What the exercise asks: Search the records for "this". Copy every line where it appears.
--- BEGIN Materials provided ---
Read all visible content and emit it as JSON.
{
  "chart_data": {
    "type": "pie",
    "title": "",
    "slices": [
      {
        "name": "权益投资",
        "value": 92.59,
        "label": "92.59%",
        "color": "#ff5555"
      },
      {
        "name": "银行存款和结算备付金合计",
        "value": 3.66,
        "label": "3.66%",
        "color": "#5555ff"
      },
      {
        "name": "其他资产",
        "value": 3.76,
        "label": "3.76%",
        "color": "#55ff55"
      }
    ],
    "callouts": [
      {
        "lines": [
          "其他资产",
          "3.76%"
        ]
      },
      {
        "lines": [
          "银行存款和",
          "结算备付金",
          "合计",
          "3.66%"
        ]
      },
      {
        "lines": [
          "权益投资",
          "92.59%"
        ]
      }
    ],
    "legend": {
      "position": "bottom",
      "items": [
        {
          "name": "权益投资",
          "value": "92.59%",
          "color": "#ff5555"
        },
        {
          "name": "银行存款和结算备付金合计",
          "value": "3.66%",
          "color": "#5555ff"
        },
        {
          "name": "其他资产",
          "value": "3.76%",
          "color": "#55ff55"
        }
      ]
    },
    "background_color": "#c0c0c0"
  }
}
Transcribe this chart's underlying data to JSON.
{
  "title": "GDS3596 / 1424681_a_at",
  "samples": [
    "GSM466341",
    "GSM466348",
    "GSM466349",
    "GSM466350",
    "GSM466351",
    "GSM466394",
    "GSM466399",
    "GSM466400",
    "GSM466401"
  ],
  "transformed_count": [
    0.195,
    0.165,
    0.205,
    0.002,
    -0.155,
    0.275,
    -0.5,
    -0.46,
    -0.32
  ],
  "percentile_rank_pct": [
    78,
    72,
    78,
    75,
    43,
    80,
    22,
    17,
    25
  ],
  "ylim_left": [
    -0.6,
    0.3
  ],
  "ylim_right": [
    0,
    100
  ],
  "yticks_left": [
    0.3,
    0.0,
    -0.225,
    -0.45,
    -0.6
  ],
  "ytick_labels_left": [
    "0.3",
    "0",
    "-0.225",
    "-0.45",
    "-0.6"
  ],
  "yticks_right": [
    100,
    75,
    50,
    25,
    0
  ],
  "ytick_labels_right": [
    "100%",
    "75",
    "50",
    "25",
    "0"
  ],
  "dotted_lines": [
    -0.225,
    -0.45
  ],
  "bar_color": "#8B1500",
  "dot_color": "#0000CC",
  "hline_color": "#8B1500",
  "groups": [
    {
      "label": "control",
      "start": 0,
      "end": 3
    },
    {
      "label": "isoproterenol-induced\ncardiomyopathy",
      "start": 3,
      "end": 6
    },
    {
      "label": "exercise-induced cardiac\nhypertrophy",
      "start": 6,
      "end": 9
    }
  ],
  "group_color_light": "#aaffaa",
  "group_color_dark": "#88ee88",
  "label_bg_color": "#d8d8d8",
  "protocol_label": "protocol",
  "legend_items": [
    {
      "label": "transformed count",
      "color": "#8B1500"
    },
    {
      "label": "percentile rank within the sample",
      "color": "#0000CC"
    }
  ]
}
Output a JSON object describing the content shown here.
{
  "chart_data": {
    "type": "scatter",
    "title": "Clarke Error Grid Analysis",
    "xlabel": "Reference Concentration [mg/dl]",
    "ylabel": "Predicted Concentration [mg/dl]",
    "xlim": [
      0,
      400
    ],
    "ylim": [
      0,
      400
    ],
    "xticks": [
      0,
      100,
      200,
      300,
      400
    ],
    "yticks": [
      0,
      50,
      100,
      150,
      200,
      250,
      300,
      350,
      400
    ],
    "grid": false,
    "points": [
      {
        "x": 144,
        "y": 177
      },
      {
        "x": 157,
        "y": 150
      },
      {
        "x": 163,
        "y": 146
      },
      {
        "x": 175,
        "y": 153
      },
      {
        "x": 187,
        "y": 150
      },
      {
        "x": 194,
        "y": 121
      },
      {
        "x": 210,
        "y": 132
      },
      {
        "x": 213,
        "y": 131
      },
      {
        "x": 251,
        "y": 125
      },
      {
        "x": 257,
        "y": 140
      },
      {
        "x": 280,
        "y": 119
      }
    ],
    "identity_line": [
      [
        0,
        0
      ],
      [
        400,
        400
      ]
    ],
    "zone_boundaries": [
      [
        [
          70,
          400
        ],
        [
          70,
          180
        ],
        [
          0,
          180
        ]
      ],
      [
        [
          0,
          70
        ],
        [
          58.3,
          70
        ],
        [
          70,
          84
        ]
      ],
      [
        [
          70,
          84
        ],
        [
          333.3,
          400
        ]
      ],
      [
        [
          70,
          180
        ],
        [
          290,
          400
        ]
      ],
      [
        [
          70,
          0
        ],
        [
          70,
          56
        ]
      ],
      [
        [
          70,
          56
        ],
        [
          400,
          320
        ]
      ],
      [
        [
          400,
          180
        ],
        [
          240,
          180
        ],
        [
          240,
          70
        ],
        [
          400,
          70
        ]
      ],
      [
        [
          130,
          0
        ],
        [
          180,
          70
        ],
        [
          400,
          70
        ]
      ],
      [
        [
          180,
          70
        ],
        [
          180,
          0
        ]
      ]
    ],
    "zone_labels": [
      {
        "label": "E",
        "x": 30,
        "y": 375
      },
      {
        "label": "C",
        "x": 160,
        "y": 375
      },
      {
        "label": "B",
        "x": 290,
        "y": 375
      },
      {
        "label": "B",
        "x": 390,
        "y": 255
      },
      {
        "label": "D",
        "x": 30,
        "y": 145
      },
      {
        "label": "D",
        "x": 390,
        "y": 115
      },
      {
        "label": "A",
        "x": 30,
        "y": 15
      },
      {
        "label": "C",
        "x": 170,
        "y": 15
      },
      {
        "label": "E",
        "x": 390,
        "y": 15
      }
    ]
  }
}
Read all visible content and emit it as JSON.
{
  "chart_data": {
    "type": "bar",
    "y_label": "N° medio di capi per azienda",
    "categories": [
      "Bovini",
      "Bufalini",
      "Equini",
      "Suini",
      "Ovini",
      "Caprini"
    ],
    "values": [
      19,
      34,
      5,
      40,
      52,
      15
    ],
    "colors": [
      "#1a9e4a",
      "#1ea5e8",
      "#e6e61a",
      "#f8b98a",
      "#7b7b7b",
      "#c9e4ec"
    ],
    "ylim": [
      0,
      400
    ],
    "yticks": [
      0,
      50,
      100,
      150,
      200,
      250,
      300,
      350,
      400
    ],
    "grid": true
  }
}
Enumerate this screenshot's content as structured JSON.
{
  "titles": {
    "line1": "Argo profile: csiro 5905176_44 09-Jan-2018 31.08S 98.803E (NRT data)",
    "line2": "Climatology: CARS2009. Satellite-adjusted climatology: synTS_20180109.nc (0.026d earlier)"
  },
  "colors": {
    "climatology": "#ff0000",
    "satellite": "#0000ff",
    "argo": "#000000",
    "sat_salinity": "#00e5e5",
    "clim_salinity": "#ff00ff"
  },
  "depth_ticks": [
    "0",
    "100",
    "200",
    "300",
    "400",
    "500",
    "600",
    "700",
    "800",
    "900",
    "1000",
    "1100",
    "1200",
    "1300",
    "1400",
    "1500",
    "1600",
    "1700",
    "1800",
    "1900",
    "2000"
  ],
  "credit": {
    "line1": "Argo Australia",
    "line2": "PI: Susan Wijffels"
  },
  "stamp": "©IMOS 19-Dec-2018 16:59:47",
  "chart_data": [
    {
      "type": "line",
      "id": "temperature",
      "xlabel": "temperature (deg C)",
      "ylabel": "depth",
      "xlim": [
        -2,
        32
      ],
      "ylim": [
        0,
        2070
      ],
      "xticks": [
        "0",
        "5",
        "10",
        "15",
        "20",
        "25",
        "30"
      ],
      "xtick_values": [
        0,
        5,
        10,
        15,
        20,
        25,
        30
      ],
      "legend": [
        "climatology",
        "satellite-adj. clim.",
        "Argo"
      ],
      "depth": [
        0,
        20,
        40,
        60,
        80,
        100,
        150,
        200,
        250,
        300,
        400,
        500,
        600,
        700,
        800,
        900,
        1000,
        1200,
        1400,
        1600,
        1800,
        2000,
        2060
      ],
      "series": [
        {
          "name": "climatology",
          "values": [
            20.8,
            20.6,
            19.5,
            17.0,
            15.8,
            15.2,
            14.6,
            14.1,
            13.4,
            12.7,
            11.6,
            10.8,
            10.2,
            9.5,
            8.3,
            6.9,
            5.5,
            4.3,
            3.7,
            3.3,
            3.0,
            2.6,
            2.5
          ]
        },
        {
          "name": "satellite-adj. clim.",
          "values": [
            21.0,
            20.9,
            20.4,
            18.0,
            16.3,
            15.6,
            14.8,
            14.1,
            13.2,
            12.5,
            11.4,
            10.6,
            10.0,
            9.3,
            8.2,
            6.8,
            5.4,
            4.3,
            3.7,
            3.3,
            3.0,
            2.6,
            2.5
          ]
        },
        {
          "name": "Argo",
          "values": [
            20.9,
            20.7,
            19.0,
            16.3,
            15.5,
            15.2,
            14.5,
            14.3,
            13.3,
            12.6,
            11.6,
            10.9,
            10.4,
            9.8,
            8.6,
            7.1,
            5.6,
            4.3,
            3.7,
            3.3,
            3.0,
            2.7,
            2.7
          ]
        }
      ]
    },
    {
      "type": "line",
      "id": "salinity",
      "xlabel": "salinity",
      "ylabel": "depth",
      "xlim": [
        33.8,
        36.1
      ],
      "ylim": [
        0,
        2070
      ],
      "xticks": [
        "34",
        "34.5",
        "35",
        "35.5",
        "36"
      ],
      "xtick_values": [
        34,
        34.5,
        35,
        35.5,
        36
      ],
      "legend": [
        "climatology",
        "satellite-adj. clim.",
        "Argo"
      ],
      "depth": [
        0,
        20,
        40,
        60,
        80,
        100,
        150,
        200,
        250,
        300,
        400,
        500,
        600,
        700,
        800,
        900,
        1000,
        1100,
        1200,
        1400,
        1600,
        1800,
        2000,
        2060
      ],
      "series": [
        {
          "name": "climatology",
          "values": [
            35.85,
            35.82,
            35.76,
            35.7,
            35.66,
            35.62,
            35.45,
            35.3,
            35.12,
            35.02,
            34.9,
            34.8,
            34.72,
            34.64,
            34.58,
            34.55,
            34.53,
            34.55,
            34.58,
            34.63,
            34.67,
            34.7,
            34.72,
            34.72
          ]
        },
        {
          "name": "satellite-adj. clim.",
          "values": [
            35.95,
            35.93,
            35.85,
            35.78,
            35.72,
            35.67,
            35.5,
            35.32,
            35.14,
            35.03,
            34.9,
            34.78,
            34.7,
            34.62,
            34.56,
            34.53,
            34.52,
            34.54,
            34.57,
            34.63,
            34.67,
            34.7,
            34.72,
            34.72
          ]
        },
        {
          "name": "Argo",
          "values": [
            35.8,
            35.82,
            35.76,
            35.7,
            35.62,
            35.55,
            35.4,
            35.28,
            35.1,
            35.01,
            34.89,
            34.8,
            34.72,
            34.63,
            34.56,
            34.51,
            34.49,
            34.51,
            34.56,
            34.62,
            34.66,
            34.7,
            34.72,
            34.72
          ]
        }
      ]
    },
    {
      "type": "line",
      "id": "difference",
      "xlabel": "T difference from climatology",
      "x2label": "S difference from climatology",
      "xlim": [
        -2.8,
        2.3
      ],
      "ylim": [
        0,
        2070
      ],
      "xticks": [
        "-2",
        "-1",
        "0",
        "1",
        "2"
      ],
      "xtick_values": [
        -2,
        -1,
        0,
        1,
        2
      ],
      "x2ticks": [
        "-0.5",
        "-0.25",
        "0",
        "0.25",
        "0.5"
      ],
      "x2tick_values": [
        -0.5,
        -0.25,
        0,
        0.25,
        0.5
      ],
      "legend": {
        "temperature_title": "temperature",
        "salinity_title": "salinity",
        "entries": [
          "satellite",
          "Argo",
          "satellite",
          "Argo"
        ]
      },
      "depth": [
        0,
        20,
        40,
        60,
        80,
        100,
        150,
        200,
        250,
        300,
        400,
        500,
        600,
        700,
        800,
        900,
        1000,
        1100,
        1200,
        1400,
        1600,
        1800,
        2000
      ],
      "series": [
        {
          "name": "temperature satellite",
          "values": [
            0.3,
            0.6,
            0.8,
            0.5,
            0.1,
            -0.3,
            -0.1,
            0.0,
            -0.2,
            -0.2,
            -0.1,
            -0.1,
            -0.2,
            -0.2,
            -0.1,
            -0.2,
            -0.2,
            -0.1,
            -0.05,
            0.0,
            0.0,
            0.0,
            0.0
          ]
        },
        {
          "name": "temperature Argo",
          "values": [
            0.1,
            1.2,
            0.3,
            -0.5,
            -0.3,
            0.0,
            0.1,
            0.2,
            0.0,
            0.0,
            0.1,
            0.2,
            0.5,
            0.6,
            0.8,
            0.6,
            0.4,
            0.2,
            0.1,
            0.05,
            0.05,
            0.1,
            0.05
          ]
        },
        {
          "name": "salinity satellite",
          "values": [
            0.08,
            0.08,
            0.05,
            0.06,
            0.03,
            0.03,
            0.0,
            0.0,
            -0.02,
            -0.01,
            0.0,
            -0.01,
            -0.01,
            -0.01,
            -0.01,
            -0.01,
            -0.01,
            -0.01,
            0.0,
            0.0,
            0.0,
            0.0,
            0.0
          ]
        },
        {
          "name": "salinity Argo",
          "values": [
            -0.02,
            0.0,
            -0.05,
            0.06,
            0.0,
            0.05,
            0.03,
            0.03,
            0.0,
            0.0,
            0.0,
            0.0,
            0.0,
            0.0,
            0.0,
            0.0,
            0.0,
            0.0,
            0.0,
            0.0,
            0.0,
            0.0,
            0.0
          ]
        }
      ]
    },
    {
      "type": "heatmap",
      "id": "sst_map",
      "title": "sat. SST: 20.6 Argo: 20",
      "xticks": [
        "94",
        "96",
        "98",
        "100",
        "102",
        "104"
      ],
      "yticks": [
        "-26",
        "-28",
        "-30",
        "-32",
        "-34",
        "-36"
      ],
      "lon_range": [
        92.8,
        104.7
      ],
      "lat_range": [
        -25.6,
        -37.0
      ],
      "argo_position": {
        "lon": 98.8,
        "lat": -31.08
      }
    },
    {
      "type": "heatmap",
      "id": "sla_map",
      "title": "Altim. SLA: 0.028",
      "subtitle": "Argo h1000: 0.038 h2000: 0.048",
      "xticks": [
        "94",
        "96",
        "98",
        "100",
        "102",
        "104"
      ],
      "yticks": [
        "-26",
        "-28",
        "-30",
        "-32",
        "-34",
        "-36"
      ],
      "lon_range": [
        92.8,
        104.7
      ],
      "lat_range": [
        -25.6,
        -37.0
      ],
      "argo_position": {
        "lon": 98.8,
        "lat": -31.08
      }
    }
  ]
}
--- END Materials provided ---
Task response:
Transcribe this chart's underlying data to JSON.
Enumerate this screenshot's content as structured JSON.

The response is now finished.